Give the material again in full, matching it exactly.

Stored data entries

━━━━━━━━━━━━━━━━━━━━━━━━━━━━━━

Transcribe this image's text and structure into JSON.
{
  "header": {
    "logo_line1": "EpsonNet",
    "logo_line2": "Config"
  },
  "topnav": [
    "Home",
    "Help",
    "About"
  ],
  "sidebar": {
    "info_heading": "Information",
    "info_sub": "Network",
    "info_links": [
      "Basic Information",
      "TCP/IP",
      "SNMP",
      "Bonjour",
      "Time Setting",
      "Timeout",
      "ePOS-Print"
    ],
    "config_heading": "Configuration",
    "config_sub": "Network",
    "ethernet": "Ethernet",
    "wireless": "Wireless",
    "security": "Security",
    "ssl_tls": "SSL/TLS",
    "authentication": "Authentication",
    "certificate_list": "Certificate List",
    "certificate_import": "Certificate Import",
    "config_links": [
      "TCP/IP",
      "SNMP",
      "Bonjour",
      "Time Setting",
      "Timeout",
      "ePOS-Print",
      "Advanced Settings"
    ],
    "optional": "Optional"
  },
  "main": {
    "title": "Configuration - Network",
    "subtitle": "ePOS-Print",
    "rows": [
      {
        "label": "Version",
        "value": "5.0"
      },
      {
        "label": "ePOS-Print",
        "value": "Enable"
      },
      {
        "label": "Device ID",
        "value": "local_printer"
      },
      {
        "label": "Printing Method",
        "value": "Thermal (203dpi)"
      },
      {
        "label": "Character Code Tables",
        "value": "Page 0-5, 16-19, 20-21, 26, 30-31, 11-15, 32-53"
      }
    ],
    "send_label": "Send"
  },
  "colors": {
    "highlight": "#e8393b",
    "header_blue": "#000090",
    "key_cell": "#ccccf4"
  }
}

━━━━━━━━━━━━━━━━━━━━━━━━━━━━━━

Result for this task.
Transcribe this image's text and structure into JSON.
{
  "header": {
    "logo_line1": "EpsonNet",
    "logo_line2": "Config"
  },
  "topnav": [
    "Home",
    "Help",
    "About"
  ],
  "sidebar": {
    "info_heading": "Information",
    "info_sub": "Network",
    "info_links": [
      "Basic Information",
      "TCP/IP",
      "SNMP",
      "Bonjour",
      "Time Setting",
      "Timeout",
      "ePOS-Print"
    ],
    "config_heading": "Configuration",
    "config_sub": "Network",
    "ethernet": "Ethernet",
    "wireless": "Wireless",
    "security": "Security",
    "ssl_tls": "SSL/TLS",
    "authentication": "Authentication",
    "certificate_list": "Certificate List",
    "certificate_import": "Certificate Import",
    "config_links": [
      "TCP/IP",
      "SNMP",
      "Bonjour",
      "Time Setting",
      "Timeout",
      "ePOS-Print",
      "Advanced Settings"
    ],
    "optional": "Optional"
  },
  "main": {
    "title": "Configuration - Network",
    "subtitle": "ePOS-Print",
    "rows": [
      {
        "label": "Version",
        "value": "5.0"
      },
      {
        "label": "ePOS-Print",
        "value": "Enable"
      },
      {
        "label": "Device ID",
        "value": "local_printer"
      },
      {
        "label": "Printing Method",
        "value": "Thermal (203dpi)"
      },
      {
        "label": "Character Code Tables",
        "value": "Page 0-5, 16-19, 20-21, 26, 30-31, 11-15, 32-53"
      }
    ],
    "send_label": "Send"
  },
  "colors": {
    "highlight": "#e8393b",
    "header_blue": "#000090",
    "key_cell": "#ccccf4"
  }
}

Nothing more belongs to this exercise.